**Information given**
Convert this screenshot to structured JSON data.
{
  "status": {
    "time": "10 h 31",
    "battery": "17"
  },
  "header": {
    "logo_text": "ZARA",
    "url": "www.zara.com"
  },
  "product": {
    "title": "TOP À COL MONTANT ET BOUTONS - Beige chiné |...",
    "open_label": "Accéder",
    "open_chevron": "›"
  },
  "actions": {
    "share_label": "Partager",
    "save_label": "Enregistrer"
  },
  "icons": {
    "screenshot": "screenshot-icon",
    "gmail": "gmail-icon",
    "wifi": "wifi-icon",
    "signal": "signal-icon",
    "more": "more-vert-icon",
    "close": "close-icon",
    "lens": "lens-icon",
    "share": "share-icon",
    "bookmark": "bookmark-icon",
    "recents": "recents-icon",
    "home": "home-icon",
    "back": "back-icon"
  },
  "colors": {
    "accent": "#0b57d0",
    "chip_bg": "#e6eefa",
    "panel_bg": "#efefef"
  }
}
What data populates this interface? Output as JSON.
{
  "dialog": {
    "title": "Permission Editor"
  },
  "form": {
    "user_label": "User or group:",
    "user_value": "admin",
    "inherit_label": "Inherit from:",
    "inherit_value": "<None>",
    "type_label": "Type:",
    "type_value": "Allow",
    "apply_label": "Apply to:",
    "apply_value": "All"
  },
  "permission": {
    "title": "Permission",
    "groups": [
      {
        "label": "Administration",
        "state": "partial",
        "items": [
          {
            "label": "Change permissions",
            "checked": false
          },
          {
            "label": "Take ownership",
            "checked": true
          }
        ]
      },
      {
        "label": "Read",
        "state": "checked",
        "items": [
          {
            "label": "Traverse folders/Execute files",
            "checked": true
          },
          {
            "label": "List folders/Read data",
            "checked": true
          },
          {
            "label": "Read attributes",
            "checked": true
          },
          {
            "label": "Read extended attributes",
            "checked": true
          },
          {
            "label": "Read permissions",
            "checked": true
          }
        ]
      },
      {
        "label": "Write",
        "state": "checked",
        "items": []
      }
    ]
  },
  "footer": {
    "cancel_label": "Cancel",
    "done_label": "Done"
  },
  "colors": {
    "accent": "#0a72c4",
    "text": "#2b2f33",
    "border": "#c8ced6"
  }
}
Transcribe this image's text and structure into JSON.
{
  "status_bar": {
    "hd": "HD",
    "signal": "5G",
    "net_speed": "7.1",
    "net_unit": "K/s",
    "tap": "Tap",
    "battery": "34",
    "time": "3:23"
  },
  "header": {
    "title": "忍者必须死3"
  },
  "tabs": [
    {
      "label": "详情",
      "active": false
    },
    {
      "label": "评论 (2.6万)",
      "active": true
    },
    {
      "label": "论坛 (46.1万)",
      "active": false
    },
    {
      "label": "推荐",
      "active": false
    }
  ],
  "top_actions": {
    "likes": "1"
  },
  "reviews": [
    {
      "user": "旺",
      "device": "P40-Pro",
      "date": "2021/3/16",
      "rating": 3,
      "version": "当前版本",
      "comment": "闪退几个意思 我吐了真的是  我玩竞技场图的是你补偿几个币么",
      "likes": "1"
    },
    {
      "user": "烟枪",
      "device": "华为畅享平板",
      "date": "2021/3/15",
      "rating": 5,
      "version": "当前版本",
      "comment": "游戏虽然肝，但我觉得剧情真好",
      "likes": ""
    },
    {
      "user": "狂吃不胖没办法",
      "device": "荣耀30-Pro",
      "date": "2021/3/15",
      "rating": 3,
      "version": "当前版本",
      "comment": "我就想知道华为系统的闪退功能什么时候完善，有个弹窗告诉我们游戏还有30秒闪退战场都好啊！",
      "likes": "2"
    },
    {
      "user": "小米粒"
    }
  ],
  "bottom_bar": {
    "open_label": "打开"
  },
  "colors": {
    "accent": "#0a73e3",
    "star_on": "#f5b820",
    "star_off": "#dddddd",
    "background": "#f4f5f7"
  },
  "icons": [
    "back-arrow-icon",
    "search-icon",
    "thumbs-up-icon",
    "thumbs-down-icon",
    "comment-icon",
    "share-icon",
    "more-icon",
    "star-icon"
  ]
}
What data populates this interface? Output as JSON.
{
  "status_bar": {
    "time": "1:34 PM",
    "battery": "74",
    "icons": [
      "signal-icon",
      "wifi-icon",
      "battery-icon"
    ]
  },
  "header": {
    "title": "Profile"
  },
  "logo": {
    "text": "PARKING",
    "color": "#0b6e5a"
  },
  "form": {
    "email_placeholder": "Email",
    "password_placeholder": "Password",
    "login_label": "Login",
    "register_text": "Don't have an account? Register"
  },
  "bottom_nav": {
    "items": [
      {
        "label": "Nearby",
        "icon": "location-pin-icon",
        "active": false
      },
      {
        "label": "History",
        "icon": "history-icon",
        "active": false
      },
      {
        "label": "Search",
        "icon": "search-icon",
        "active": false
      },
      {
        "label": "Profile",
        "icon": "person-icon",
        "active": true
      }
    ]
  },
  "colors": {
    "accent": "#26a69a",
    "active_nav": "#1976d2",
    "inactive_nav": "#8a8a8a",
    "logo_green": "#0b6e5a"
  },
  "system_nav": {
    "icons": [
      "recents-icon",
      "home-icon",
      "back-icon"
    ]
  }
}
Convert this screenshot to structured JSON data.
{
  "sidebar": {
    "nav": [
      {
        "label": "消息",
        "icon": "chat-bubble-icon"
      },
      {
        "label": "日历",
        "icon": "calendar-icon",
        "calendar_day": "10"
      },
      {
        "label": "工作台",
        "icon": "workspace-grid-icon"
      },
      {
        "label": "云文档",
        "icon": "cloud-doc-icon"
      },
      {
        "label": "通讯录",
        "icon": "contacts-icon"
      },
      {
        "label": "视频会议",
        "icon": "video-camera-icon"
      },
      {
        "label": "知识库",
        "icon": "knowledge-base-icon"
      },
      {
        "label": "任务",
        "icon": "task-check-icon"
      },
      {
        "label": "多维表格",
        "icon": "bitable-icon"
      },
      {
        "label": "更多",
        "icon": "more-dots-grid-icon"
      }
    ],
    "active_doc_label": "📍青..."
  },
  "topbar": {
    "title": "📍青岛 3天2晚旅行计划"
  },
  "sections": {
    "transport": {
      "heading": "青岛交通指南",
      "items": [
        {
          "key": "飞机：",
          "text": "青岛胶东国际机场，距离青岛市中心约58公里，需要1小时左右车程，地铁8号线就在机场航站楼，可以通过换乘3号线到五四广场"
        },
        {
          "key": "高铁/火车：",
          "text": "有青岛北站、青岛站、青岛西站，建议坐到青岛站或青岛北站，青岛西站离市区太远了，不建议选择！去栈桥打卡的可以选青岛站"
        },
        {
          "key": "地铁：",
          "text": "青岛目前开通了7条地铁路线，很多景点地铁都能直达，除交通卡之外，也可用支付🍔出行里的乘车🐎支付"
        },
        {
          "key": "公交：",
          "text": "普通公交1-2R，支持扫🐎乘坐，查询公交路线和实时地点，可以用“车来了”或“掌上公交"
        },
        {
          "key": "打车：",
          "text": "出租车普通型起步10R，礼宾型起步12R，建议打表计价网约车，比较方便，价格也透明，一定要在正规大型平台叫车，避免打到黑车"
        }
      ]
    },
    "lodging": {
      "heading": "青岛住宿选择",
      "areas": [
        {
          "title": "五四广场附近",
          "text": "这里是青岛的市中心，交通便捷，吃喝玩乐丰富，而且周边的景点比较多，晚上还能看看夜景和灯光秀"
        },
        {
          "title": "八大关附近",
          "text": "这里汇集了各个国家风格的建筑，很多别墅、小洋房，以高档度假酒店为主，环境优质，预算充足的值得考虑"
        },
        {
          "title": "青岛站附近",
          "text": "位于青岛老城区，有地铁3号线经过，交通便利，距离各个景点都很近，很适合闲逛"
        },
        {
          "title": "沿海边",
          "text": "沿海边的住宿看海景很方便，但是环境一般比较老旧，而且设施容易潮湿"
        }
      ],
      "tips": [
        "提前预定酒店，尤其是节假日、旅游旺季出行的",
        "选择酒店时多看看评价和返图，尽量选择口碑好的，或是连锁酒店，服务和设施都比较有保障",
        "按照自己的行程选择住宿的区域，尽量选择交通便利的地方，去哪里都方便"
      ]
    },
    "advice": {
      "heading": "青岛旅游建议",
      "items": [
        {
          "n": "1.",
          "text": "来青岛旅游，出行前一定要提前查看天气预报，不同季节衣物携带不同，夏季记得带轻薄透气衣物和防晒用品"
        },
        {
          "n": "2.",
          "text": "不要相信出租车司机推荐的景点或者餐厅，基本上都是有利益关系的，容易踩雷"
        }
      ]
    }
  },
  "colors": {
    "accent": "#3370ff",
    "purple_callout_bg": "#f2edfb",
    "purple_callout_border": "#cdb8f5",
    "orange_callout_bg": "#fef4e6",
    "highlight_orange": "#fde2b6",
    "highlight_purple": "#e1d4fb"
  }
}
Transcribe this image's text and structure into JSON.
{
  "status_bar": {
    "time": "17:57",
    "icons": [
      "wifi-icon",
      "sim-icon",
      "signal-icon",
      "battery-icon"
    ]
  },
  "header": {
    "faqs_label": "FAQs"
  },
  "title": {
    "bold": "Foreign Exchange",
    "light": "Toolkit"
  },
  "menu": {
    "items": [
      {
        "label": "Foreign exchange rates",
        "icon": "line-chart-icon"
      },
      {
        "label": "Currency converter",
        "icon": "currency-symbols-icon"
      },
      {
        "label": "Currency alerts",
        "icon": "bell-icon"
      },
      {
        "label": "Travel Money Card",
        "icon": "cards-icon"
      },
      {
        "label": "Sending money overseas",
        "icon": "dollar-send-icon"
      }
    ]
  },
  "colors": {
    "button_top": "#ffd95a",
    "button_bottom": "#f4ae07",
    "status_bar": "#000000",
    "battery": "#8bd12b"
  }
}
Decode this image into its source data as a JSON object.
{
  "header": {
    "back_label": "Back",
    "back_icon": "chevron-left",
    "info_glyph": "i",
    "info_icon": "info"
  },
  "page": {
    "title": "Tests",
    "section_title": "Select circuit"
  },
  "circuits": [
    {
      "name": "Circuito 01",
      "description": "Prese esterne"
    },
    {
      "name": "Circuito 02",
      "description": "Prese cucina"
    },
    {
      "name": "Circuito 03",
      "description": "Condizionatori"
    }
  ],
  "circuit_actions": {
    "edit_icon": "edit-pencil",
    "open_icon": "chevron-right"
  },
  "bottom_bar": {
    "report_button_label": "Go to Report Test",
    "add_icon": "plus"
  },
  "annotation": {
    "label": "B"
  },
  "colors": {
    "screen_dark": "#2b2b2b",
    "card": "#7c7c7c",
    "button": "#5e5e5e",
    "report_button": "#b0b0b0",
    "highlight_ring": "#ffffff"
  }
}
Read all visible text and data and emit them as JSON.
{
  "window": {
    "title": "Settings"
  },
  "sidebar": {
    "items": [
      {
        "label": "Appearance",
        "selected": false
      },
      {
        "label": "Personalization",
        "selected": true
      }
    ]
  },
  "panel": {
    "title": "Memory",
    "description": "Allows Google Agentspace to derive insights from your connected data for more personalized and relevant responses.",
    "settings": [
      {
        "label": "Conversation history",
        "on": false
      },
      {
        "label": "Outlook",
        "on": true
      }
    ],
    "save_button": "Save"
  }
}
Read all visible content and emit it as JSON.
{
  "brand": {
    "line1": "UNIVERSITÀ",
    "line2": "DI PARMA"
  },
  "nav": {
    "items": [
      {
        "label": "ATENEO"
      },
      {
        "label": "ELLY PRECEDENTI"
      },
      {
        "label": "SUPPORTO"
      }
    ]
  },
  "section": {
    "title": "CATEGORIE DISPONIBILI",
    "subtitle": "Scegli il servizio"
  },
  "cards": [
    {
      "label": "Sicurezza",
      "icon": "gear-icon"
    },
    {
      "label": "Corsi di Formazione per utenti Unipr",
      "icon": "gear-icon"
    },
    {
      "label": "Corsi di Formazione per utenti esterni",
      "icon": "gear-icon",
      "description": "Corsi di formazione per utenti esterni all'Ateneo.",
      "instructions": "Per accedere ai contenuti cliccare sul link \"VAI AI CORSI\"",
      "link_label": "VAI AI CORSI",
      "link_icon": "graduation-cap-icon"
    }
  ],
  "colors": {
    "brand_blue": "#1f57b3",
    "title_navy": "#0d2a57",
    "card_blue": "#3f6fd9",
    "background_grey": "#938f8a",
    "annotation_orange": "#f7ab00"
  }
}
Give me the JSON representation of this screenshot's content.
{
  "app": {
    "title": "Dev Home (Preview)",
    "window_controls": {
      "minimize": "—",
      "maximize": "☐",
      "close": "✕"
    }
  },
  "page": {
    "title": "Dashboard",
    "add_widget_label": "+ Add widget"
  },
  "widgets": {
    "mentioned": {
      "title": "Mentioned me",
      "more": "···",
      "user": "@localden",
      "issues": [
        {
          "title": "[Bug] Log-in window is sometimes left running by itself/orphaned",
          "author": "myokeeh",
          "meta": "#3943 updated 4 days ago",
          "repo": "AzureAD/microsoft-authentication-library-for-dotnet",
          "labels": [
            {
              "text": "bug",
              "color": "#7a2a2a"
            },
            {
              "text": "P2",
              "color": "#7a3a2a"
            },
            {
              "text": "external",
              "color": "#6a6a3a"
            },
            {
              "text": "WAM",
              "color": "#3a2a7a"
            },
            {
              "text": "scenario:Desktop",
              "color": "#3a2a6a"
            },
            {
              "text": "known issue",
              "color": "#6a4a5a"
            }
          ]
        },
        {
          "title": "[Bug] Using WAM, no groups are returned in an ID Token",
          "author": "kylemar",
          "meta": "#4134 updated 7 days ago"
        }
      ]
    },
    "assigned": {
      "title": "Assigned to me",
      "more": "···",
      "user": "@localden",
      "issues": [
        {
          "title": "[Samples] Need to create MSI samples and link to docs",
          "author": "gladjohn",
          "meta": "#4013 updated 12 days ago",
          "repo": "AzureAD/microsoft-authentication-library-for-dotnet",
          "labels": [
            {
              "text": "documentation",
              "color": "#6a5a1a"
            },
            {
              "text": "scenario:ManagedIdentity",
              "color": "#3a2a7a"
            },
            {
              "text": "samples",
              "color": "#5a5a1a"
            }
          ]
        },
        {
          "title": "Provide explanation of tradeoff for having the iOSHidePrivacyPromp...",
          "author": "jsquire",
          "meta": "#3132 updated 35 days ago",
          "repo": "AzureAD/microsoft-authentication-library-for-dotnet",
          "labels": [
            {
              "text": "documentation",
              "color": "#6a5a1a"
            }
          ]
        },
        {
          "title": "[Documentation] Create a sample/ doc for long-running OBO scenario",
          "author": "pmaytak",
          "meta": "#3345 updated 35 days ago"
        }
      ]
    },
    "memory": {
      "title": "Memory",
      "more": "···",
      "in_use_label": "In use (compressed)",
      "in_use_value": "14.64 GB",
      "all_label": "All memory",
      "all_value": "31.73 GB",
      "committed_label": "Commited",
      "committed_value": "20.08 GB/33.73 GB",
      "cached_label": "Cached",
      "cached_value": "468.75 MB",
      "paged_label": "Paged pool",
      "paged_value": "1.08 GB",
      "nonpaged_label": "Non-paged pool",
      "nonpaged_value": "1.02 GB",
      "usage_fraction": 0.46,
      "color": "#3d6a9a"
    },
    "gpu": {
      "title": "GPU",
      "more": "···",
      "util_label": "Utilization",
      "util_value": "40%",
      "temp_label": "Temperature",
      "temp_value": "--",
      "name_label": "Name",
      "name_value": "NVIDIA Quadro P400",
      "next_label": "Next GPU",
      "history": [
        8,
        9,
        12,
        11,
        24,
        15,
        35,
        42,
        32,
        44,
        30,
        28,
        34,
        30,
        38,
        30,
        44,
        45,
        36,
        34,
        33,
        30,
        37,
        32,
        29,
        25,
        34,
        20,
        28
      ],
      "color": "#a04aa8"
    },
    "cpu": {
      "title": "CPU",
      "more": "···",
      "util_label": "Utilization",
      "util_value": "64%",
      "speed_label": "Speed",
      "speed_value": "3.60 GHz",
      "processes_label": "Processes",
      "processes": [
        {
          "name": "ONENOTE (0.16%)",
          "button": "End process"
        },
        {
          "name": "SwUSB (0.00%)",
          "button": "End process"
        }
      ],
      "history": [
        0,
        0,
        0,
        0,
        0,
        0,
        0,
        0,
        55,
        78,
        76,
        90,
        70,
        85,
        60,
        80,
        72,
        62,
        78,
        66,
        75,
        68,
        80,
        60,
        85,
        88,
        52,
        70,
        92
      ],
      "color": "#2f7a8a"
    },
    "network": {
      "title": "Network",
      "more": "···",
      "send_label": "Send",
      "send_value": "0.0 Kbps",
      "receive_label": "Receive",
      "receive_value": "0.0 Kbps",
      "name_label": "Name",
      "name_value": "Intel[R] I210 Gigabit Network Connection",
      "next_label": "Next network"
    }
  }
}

**Challenge**
Say how many lines in the entries contain the string "visible", and say nothing else.

**Result of this task**
2